**PROBLEM DESCRIPTION:** Single out the lines that include the word "Font". Copy them.

**GIVEN DATA:**
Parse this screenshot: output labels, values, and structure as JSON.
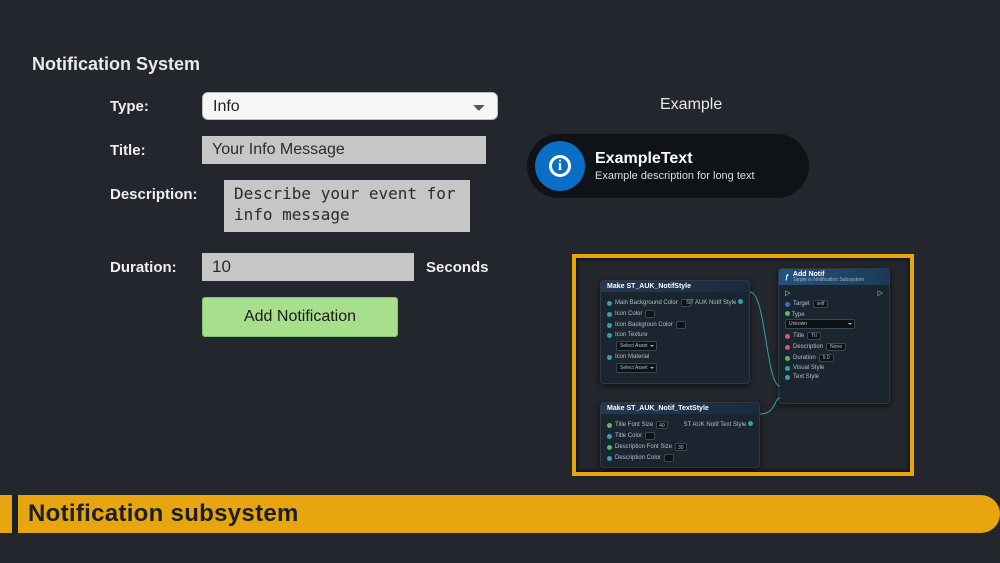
{
  "page": {
    "title": "Notification System"
  },
  "form": {
    "type_label": "Type:",
    "type_value": "Info",
    "title_label": "Title:",
    "title_value": "Your Info Message",
    "desc_label": "Description:",
    "desc_value": "Describe your event for info message",
    "duration_label": "Duration:",
    "duration_value": "10",
    "seconds_label": "Seconds",
    "add_button": "Add Notification"
  },
  "example": {
    "heading": "Example",
    "title": "ExampleText",
    "description": "Example description for long text"
  },
  "blueprint": {
    "node_style": {
      "header": "Make ST_AUK_NotifStyle",
      "output": "ST AUK Notif Style",
      "pins": [
        "Main Background Color",
        "Icon Color",
        "Icon Backgroun Color",
        "Icon Texture",
        "Icon Material"
      ],
      "selects": [
        "Select Asset",
        "Select Asset"
      ]
    },
    "node_text": {
      "header": "Make ST_AUK_Notif_TextStyle",
      "output": "ST AUK Notif Text Style",
      "pins": [
        "Title Font Size",
        "Title Color",
        "Description Font Size",
        "Description Color"
      ],
      "values": [
        "40",
        "30"
      ]
    },
    "node_add": {
      "header": "Add Notif",
      "sub": "Target is Notification Subsystem",
      "pins": [
        "Target",
        "Type",
        "Title",
        "Description",
        "Duration",
        "Visual Style",
        "Text Style"
      ],
      "target_val": "self",
      "type_val": "Unkown",
      "title_val": "Ttl",
      "desc_val": "None",
      "dur_val": "5.0"
    }
  },
  "footer": {
    "title": "Notification subsystem"
  }
}
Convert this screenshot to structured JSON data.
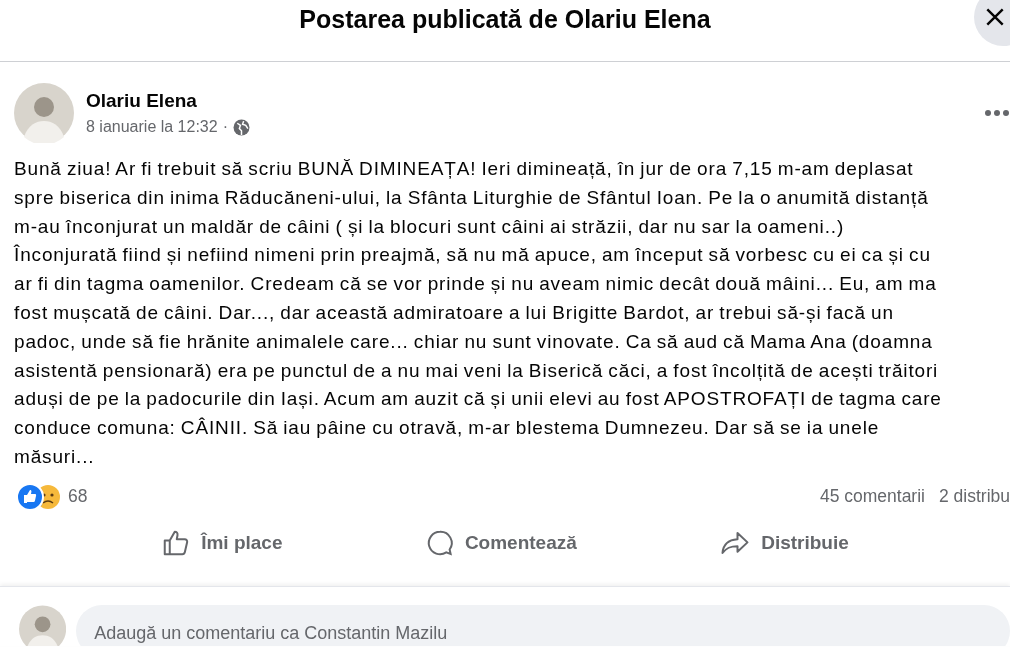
{
  "dialog": {
    "title": "Postarea publicată de Olariu Elena"
  },
  "post": {
    "author": "Olariu Elena",
    "time": "8 ianuarie la 12:32",
    "separator": "·",
    "lines": [
      "Bună ziua! Ar fi trebuit să scriu BUNĂ DIMINEAȚA! Ieri dimineață, în jur de ora 7,15 m-am deplasat",
      "spre biserica din  inima Răducăneni-ului, la  Sfânta Liturghie de Sfântul Ioan. Pe la o anumită distanță",
      "m-au înconjurat  un maldăr de câini ( și la blocuri sunt câini ai străzii, dar nu sar la oameni..)",
      "Înconjurată fiind și nefiind nimeni prin preajmă, să nu mă apuce, am început să vorbesc cu ei ca și cu",
      "ar fi din tagma oamenilor. Credeam că se vor prinde și nu aveam nimic decât două mâini... Eu, am ma",
      "fost mușcată de câini. Dar..., dar această admiratoare a lui Brigitte Bardot, ar trebui să-și facă  un",
      "padoc, unde să fie hrănite animalele care... chiar nu sunt vinovate. Ca să aud că Mama Ana (doamna",
      "asistentă pensionară) era pe punctul de a nu mai veni la Biserică căci, a fost încolțită de acești trăitori",
      "aduși de pe la padocurile din Iași. Acum am auzit că și unii elevi au fost APOSTROFAȚI de tagma care",
      "conduce comuna: CÂINII. Să iau pâine cu otravă, m-ar blestema Dumnezeu. Dar să se ia unele",
      "măsuri..."
    ],
    "reactions_count": "68",
    "comments_count": "45 comentarii",
    "shares_count": "2 distribu",
    "actions": [
      {
        "kind": "like",
        "label": "Îmi place"
      },
      {
        "kind": "comment",
        "label": "Comentează"
      },
      {
        "kind": "share",
        "label": "Distribuie"
      }
    ]
  },
  "composer": {
    "placeholder": "Adaugă un comentariu ca Constantin Mazilu"
  }
}
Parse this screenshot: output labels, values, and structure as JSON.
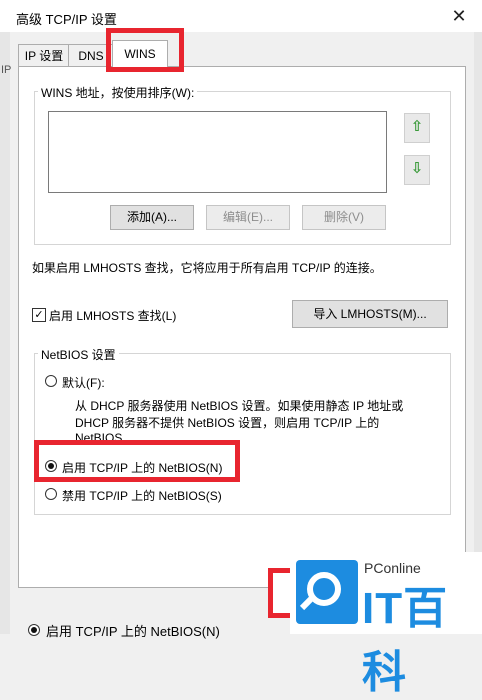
{
  "window": {
    "title": "高级 TCP/IP 设置",
    "close_glyph": "✕"
  },
  "tabs": [
    {
      "label": "IP 设置"
    },
    {
      "label": "DNS"
    },
    {
      "label": "WINS"
    }
  ],
  "wins_group": {
    "label": "WINS 地址，按使用排序(W):",
    "up_glyph": "⇧",
    "down_glyph": "⇩",
    "add_label": "添加(A)...",
    "edit_label": "编辑(E)...",
    "delete_label": "删除(V)"
  },
  "lmhosts": {
    "info": "如果启用 LMHOSTS 查找，它将应用于所有启用 TCP/IP 的连接。",
    "checkbox_label": "启用 LMHOSTS 查找(L)",
    "checked": true,
    "import_label": "导入 LMHOSTS(M)..."
  },
  "netbios": {
    "legend": "NetBIOS 设置",
    "default_label": "默认(F):",
    "default_desc_1": "从 DHCP 服务器使用 NetBIOS 设置。如果使用静态 IP 地址或",
    "default_desc_2": "DHCP 服务器不提供 NetBIOS 设置，则启用 TCP/IP 上的",
    "default_desc_3": "NetBIOS",
    "enable_label": "启用 TCP/IP 上的 NetBIOS(N)",
    "disable_label": "禁用 TCP/IP 上的 NetBIOS(S)",
    "selected": "enable"
  },
  "background_strip": {
    "left_glyph": "IP",
    "bottom_text": "启用 TCP/IP 上的 NetBIOS(N)"
  },
  "watermark": {
    "sub": "PConline",
    "brand": "IT百科"
  },
  "colors": {
    "highlight": "#e8252f",
    "brand_blue": "#1d8ce0",
    "arrow_green": "#3a9a3a"
  }
}
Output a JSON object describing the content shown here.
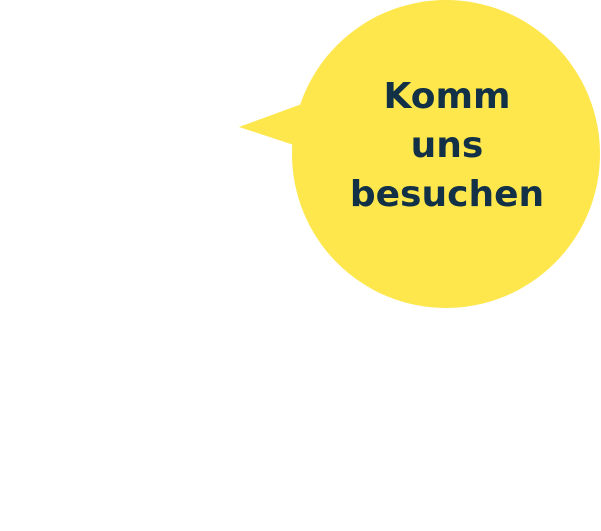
{
  "bubble": {
    "lines": [
      "Komm",
      "uns",
      "besuchen"
    ],
    "fill_color": "#fde74c",
    "text_color": "#123046"
  }
}
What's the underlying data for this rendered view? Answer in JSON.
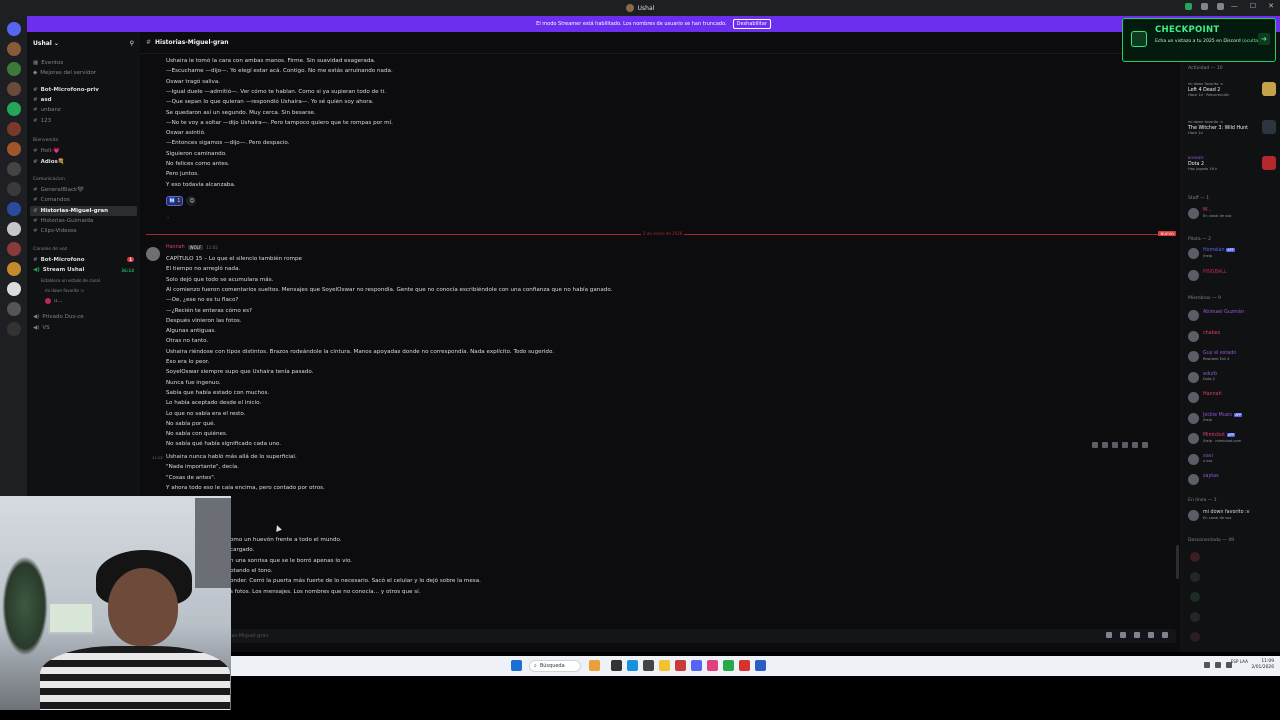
{
  "window": {
    "title": "Ushal"
  },
  "banner": {
    "text": "El modo Streamer está habilitado. Los nombres de usuario se han truncado.",
    "button": "Deshabilitar"
  },
  "server": {
    "name": "Ushal",
    "chevron": "⌄"
  },
  "sidebar": {
    "items": [
      {
        "label": "Eventos",
        "type": "link"
      },
      {
        "label": "Mejoras del servidor",
        "type": "link"
      },
      {
        "label": "Bot-Microfono-priv",
        "type": "text",
        "bold": true
      },
      {
        "label": "asd",
        "type": "text",
        "bold": true
      },
      {
        "label": "unbanz",
        "type": "text"
      },
      {
        "label": "123",
        "type": "text"
      }
    ],
    "categories": [
      {
        "label": "Bienvenida",
        "channels": [
          "Holi-💗",
          "Adios💐"
        ]
      },
      {
        "label": "Comunicacion",
        "channels": [
          "GeneralBlack🖤",
          "Comandos",
          "Historias-Miguel-gran",
          "Historias-Guimaida",
          "Clips-Videoss"
        ]
      },
      {
        "label": "Canales de voz",
        "channels": [
          "Bot-Microfono",
          "Stream Ushal"
        ]
      }
    ],
    "voice_status": "Establece un estado de canal",
    "voice_user": "mi down favorito :v",
    "voice_user2": "u...",
    "voice_time": "36:14",
    "private": "Privado Dus-ce",
    "vs": "VS",
    "badge": "1"
  },
  "chat": {
    "channel": "Historias-Miguel-gran",
    "lines_top": [
      "Ushaira le tomó la cara con ambas manos. Firme. Sin suavidad exagerada.",
      "—Escuchame —dijo—. Yo elegí estar acá. Contigo. No me estás arruinando nada.",
      "Oswar tragó saliva.",
      "—Igual duele —admitió—. Ver cómo te hablan. Como si ya supieran todo de ti.",
      "—Que sepan lo que quieran —respondió Ushaira—. Yo sé quién soy ahora.",
      "Se quedaron así un segundo. Muy cerca. Sin besarse.",
      "—No te voy a soltar —dijo Ushaira—. Pero tampoco quiero que te rompas por mí.",
      "Oswar asintió.",
      "—Entonces sigamos —dijo—. Pero despacio.",
      "Siguieron caminando.",
      "No felices como antes.",
      "Pero juntos.",
      "Y eso todavía alcanzaba."
    ],
    "reaction_count": "1",
    "dotdot": "..",
    "new_label": "NUEVO",
    "new_date": "2 de enero de 2026",
    "msg_author": "Hannah",
    "msg_tag": "WOLF",
    "msg_time": "11:02",
    "lines_msg": [
      "CAPÍTULO 15 – Lo que el silencio también rompe",
      "El tiempo no arregló nada.",
      "Solo dejó que todo se acumulara más.",
      "Al comienzo fueron comentarios sueltos. Mensajes que SoyelOswar no respondía. Gente que no conocía escribiéndole con una confianza que no había ganado.",
      "—Oe, ¿ese no es tu flaco?",
      "—¿Recién te enteras cómo es?",
      "Después vinieron las fotos.",
      "Algunas antiguas.",
      "Otras no tanto.",
      "Ushaira riéndose con tipos distintos. Brazos rodeándole la cintura. Manos apoyadas donde no correspondía. Nada explícito. Todo sugerido.",
      "Eso era lo peor.",
      "SoyelOswar siempre supo que Ushaira tenía pasado.",
      "Nunca fue ingenuo.",
      "Sabía que había estado con muchos.",
      "Lo había aceptado desde el inicio.",
      "Lo que no sabía era el resto.",
      "No sabía por qué.",
      "No sabía con quiénes.",
      "No sabía qué había significado cada uno."
    ],
    "followup_time": "11:02",
    "lines_follow": [
      "Ushaira nunca habló más allá de lo superficial.",
      "\"Nada importante\", decía.",
      "\"Cosas de antes\".",
      "Y ahora todo eso le caía encima, pero contado por otros."
    ],
    "lines_partial": [
      "omo un huevón frente a todo el mundo.",
      "cargado.",
      "n una sonrisa que se le borró apenas lo vio.",
      "ptando el tono.",
      "onder. Cerró la puerta más fuerte de lo necesario. Sacó el celular y lo dejó sobre la mesa.",
      "s fotos. Los mensajes. Los nombres que no conocía… y otros que sí."
    ],
    "input_placeholder": "ias-Miguel-gran"
  },
  "checkpoint": {
    "title": "CHECKPOINT",
    "subtitle": "Echa un vistazo a tu 2025 en Discord",
    "link": "(ocultar)"
  },
  "members": {
    "activity_header": "Actividad — 10",
    "activity": [
      {
        "head": "mi down favorito :v",
        "game": "Left 4 Dead 2",
        "sub": "Hace 1d · Resurrección",
        "color": "#c5a14a"
      },
      {
        "head": "mi down favorito :v",
        "game": "The Witcher 3: Wild Hunt",
        "sub": "Hace 1d",
        "color": "#2d3540"
      },
      {
        "head": "BOMBER",
        "game": "Dota 2",
        "sub": "Has jugado 16 h",
        "color": "#b3282d"
      }
    ],
    "staff_header": "Staff — 1",
    "staff": [
      {
        "name": "M...",
        "status": "En canal de voz",
        "color": "#e03f6a"
      }
    ],
    "pilota_header": "Pilota — 2",
    "pilota": [
      {
        "name": "Homelan",
        "status": "/help",
        "app": "APP",
        "color": "#5865f2"
      },
      {
        "name": "PINGBALL",
        "status": "",
        "app": "",
        "color": "#c0245a"
      }
    ],
    "miembros_header": "Miembros — 9",
    "miembros": [
      {
        "name": "Abimael Guzmán",
        "status": "",
        "app": "",
        "color": "#8e59d9"
      },
      {
        "name": "chabes",
        "status": "",
        "app": "",
        "color": "#e03f6a"
      },
      {
        "name": "Guy el estado",
        "status": "Resident Evil 4",
        "app": "",
        "color": "#8e59d9"
      },
      {
        "name": "edurb",
        "status": "Dota 2",
        "app": "",
        "color": "#8e59d9"
      },
      {
        "name": "Hannah",
        "status": "",
        "app": "",
        "color": "#e03f6a"
      },
      {
        "name": "Jockie Music",
        "status": "/help",
        "app": "APP",
        "color": "#8e59d9"
      },
      {
        "name": "Mimicbot",
        "status": "/help · mimicbot.com",
        "app": "APP",
        "color": "#e03f6a"
      },
      {
        "name": "xavi",
        "status": "u bro",
        "app": "",
        "color": "#8e59d9"
      },
      {
        "name": "zaytas",
        "status": "",
        "app": "",
        "color": "#8e59d9"
      }
    ],
    "online_header": "En línea — 1",
    "online": [
      {
        "name": "mi down favorito :v",
        "status": "En canal de voz",
        "color": "#dbdee1"
      }
    ],
    "offline_header": "Desconectado — 49"
  },
  "taskbar": {
    "search": "Búsqueda",
    "clock": "11:09",
    "date": "2/01/2026",
    "lang": "ESP LAA"
  },
  "colors": {
    "accent": "#5865f2",
    "banner": "#6c2ff0",
    "checkpoint": "#23d160",
    "new_divider": "#d83c3e"
  }
}
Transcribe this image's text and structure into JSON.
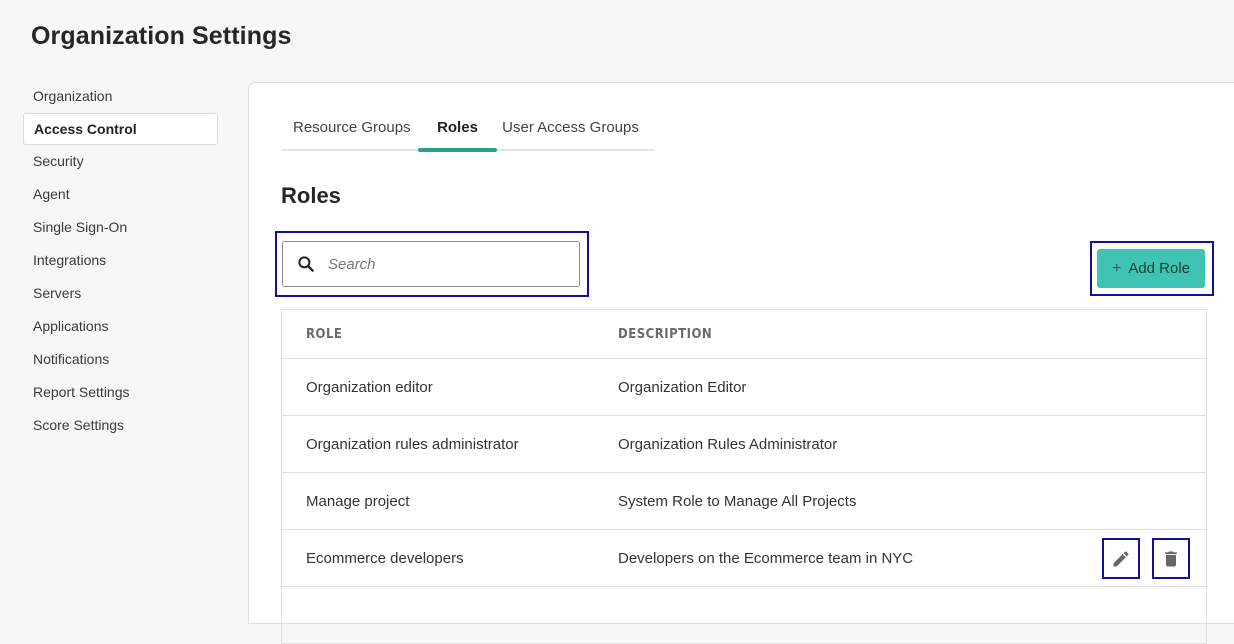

**OUTPUT OF THE TASK:**
        "Title Font Size",
        "Description Font Size",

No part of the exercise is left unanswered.